§ **Data to process**
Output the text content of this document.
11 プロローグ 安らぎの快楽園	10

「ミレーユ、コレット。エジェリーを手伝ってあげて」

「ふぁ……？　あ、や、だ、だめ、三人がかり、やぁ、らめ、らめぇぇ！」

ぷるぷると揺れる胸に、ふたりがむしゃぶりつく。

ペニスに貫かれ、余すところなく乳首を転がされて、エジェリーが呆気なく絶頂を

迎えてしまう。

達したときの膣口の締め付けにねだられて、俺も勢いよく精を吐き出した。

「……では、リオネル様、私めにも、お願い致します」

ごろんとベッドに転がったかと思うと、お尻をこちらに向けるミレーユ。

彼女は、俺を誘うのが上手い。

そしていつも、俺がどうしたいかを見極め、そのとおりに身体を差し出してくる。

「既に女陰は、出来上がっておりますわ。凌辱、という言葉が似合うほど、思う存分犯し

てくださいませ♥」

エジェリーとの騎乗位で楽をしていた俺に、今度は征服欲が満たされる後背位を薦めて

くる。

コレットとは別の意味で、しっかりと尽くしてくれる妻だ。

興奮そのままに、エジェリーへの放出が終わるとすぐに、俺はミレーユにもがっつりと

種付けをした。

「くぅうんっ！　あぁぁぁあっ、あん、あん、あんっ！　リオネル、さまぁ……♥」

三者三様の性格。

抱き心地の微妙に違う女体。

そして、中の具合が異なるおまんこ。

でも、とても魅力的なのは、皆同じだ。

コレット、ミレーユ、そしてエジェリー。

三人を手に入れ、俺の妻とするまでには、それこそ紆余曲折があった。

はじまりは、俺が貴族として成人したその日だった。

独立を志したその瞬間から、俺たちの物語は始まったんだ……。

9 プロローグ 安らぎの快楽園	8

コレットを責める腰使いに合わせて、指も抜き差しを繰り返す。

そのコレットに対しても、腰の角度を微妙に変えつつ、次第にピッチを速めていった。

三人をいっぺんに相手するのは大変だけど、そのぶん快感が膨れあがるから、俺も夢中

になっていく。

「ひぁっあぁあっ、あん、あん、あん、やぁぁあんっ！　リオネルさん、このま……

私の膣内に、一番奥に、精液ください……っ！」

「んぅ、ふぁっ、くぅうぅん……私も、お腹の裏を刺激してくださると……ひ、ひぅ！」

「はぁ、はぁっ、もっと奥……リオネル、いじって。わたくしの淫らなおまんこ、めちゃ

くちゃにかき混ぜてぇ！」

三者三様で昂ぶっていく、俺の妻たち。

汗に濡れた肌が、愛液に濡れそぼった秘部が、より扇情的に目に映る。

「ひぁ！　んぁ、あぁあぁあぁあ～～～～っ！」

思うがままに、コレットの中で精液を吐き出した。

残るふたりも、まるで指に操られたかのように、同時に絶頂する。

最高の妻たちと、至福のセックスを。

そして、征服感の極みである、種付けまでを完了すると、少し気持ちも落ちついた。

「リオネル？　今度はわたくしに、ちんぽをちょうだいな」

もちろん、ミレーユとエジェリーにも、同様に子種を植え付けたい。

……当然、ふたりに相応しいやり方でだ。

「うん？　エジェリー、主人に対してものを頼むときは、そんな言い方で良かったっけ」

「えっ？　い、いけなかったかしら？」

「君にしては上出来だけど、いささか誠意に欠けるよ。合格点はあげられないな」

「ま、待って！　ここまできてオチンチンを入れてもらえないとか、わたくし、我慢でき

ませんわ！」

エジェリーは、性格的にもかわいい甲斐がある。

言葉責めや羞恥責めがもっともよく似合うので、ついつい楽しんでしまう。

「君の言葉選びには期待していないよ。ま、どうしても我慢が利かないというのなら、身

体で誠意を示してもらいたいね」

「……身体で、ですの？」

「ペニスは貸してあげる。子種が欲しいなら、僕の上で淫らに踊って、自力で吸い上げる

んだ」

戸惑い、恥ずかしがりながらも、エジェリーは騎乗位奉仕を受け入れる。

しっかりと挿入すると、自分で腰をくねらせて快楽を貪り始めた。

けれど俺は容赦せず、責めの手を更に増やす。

§ **What is expected**
Repeat the records above exactly, from the first line to the last.

§ **Solution for this exercise**
Output the text content of this document.
11 プロローグ 安らぎの快楽園	10

「ミレーユ、コレット。エジェリーを手伝ってあげて」

「ふぁ……？　あ、や、だ、だめ、三人がかり、やぁ、らめ、らめぇぇ！」

ぷるぷると揺れる胸に、ふたりがむしゃぶりつく。

ペニスに貫かれ、余すところなく乳首を転がされて、エジェリーが呆気なく絶頂を

迎えてしまう。

達したときの膣口の締め付けにねだられて、俺も勢いよく精を吐き出した。

「……では、リオネル様、私めにも、お願い致します」

ごろんとベッドに転がったかと思うと、お尻をこちらに向けるミレーユ。

彼女は、俺を誘うのが上手い。

そしていつも、俺がどうしたいかを見極め、そのとおりに身体を差し出してくる。

「既に女陰は、出来上がっておりますわ。凌辱、という言葉が似合うほど、思う存分犯し

てくださいませ♥」

エジェリーとの騎乗位で楽をしていた俺に、今度は征服欲が満たされる後背位を薦めて

くる。

コレットとは別の意味で、しっかりと尽くしてくれる妻だ。

興奮そのままに、エジェリーへの放出が終わるとすぐに、俺はミレーユにもがっつりと

種付けをした。

「くぅうんっ！　あぁぁぁあっ、あん、あん、あんっ！　リオネル、さまぁ……♥」

三者三様の性格。

抱き心地の微妙に違う女体。

そして、中の具合が異なるおまんこ。

でも、とても魅力的なのは、皆同じだ。

コレット、ミレーユ、そしてエジェリー。

三人を手に入れ、俺の妻とするまでには、それこそ紆余曲折があった。

はじまりは、俺が貴族として成人したその日だった。

独立を志したその瞬間から、俺たちの物語は始まったんだ……。

9 プロローグ 安らぎの快楽園	8

コレットを責める腰使いに合わせて、指も抜き差しを繰り返す。

そのコレットに対しても、腰の角度を微妙に変えつつ、次第にピッチを速めていった。

三人をいっぺんに相手するのは大変だけど、そのぶん快感が膨れあがるから、俺も夢中

になっていく。

「ひぁっあぁあっ、あん、あん、あん、やぁぁあんっ！　リオネルさん、このま……

私の膣内に、一番奥に、精液ください……っ！」

「んぅ、ふぁっ、くぅうぅん……私も、お腹の裏を刺激してくださると……ひ、ひぅ！」

「はぁ、はぁっ、もっと奥……リオネル、いじって。わたくしの淫らなおまんこ、めちゃ

くちゃにかき混ぜてぇ！」

三者三様で昂ぶっていく、俺の妻たち。

汗に濡れた肌が、愛液に濡れそぼった秘部が、より扇情的に目に映る。

「ひぁ！　んぁ、あぁあぁあぁあ～～～～っ！」

思うがままに、コレットの中で精液を吐き出した。

残るふたりも、まるで指に操られたかのように、同時に絶頂する。

最高の妻たちと、至福のセックスを。

そして、征服感の極みである、種付けまでを完了すると、少し気持ちも落ちついた。

「リオネル？　今度はわたくしに、ちんぽをちょうだいな」

もちろん、ミレーユとエジェリーにも、同様に子種を植え付けたい。

……当然、ふたりに相応しいやり方でだ。

「うん？　エジェリー、主人に対してものを頼むときは、そんな言い方で良かったっけ」

「えっ？　い、いけなかったかしら？」

「君にしては上出来だけど、いささか誠意に欠けるよ。合格点はあげられないな」

「ま、待って！　ここまできてオチンチンを入れてもらえないとか、わたくし、我慢でき

ませんわ！」

エジェリーは、性格的にもかわいい甲斐がある。

言葉責めや羞恥責めがもっともよく似合うので、ついつい楽しんでしまう。

「君の言葉選びには期待していないよ。ま、どうしても我慢が利かないというのなら、身

体で誠意を示してもらいたいね」

「……身体で、ですの？」

「ペニスは貸してあげる。子種が欲しいなら、僕の上で淫らに踊って、自力で吸い上げる

んだ」

戸惑い、恥ずかしがりながらも、エジェリーは騎乗位奉仕を受け入れる。

しっかりと挿入すると、自分で腰をくねらせて快楽を貪り始めた。

けれど俺は容赦せず、責めの手を更に増やす。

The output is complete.